Instructions for the task → Strip the pictures and reproduce the rest of the listing exactly.
========================================
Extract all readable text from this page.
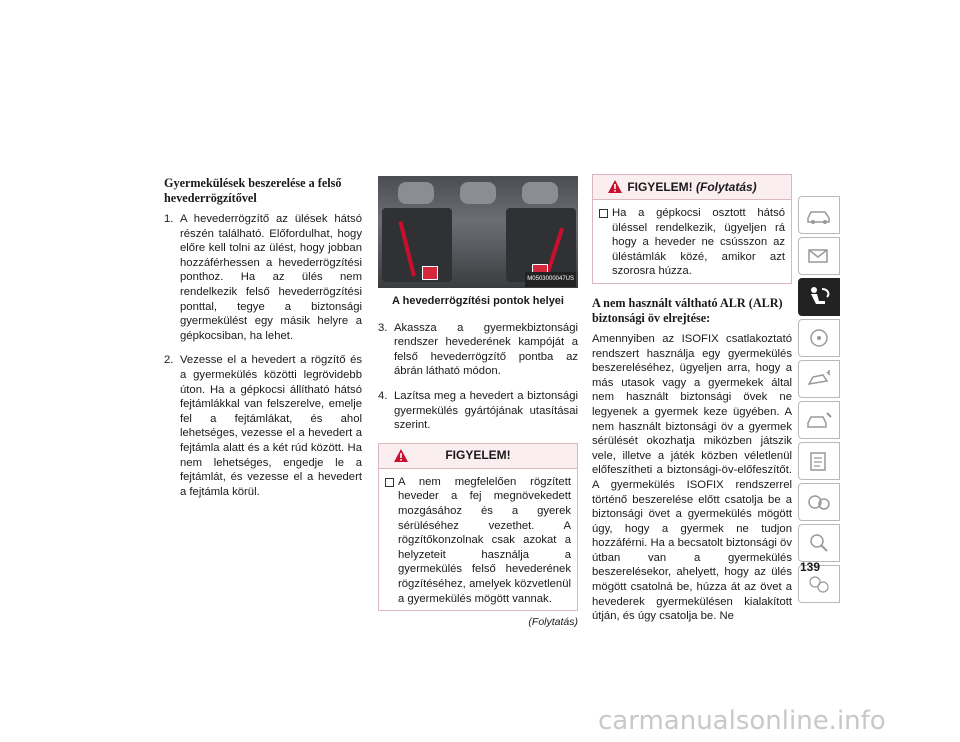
Gyermekülések beszerelése a felső hevederrögzítővel
1. A hevederrögzítő az ülések hátsó részén található. Előfordulhat, hogy előre kell tolni az ülést, hogy jobban hozzáférhessen a hevederrögzítési ponthoz. Ha az ülés nem rendelkezik felső hevederrögzítési ponttal, tegye a biztonsági gyermekülést egy másik helyre a gépkocsiban, ha lehet.
2. Vezesse el a hevedert a rögzítő és a gyermekülés közötti legrövidebb úton. Ha a gépkocsi állítható hátsó fejtámlákkal van felszerelve, emelje fel a fejtámlákat, és ahol lehetséges, vezesse el a hevedert a fejtámla alatt és a két rúd között. Ha nem lehetséges, engedje le a fejtámlát, és vezesse el a hevedert a fejtámla körül.
M0503000047US
A hevederrögzítési pontok helyei
3. Akassza a gyermekbiztonsági rendszer hevederének kampóját a felső hevederrögzítő pontba az ábrán látható módon.
4. Lazítsa meg a hevedert a biztonsági gyermekülés gyártójának utasításai szerint.
FIGYELEM!
A nem megfelelően rögzített heveder a fej megnövekedett mozgásához és a gyerek sérüléséhez vezethet. A rögzítőkonzolnak csak azokat a helyzeteit használja a gyermekülés felső hevederének rögzítéséhez, amelyek közvetlenül a gyermekülés mögött vannak.
(Folytatás)
FIGYELEM!
(Folytatás)
Ha a gépkocsi osztott hátsó üléssel rendelkezik, ügyeljen rá hogy a heveder ne csússzon az üléstámlák közé, amikor azt szorosra húzza.
A nem használt váltható ALR (ALR) biztonsági öv elrejtése:

Amennyiben az ISOFIX csatlakoztató rendszert használja egy gyermekülés beszereléséhez, ügyeljen arra, hogy a más utasok vagy a gyermekek által nem használt biztonsági övek ne legyenek a gyermek keze ügyében. A nem használt biztonsági öv a gyermek sérülését okozhatja miközben játszik vele, illetve a játék közben véletlenül előfeszítheti a biztonsági-öv-előfeszítőt. A gyermekülés ISOFIX rendszerrel történő beszerelése előtt csatolja be a biztonsági övet a gyermekülés mögött úgy, hogy a gyermek ne tudjon hozzáférni. Ha a becsatolt biztonsági öv útban van a gyermekülés beszerelésekor, ahelyett, hogy az ülés mögött csatolná be, húzza át az övet a hevederek gyermekülésen kialakított útján, és úgy csatolja be. Ne

139
carmanualsonline.info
========================================
Output →
Extract all readable text from this page.
Gyermekülések beszerelése a felső hevederrögzítővel
1. A hevederrögzítő az ülések hátsó részén található. Előfordulhat, hogy előre kell tolni az ülést, hogy jobban hozzáférhessen a hevederrögzítési ponthoz. Ha az ülés nem rendelkezik felső hevederrögzítési ponttal, tegye a biztonsági gyermekülést egy másik helyre a gépkocsiban, ha lehet.
2. Vezesse el a hevedert a rögzítő és a gyermekülés közötti legrövidebb úton. Ha a gépkocsi állítható hátsó fejtámlákkal van felszerelve, emelje fel a fejtámlákat, és ahol lehetséges, vezesse el a hevedert a fejtámla alatt és a két rúd között. Ha nem lehetséges, engedje le a fejtámlát, és vezesse el a hevedert a fejtámla körül.
M0503000047US
A hevederrögzítési pontok helyei
3. Akassza a gyermekbiztonsági rendszer hevederének kampóját a felső hevederrögzítő pontba az ábrán látható módon.
4. Lazítsa meg a hevedert a biztonsági gyermekülés gyártójának utasításai szerint.
FIGYELEM!
A nem megfelelően rögzített heveder a fej megnövekedett mozgásához és a gyerek sérüléséhez vezethet. A rögzítőkonzolnak csak azokat a helyzeteit használja a gyermekülés felső hevederének rögzítéséhez, amelyek közvetlenül a gyermekülés mögött vannak.
(Folytatás)
FIGYELEM!
(Folytatás)
Ha a gépkocsi osztott hátsó üléssel rendelkezik, ügyeljen rá hogy a heveder ne csússzon az üléstámlák közé, amikor azt szorosra húzza.
A nem használt váltható ALR (ALR) biztonsági öv elrejtése:

Amennyiben az ISOFIX csatlakoztató rendszert használja egy gyermekülés beszereléséhez, ügyeljen arra, hogy a más utasok vagy a gyermekek által nem használt biztonsági övek ne legyenek a gyermek keze ügyében. A nem használt biztonsági öv a gyermek sérülését okozhatja miközben játszik vele, illetve a játék közben véletlenül előfeszítheti a biztonsági-öv-előfeszítőt. A gyermekülés ISOFIX rendszerrel történő beszerelése előtt csatolja be a biztonsági övet a gyermekülés mögött úgy, hogy a gyermek ne tudjon hozzáférni. Ha a becsatolt biztonsági öv útban van a gyermekülés beszerelésekor, ahelyett, hogy az ülés mögött csatolná be, húzza át az övet a hevederek gyermekülésen kialakított útján, és úgy csatolja be. Ne

139
carmanualsonline.info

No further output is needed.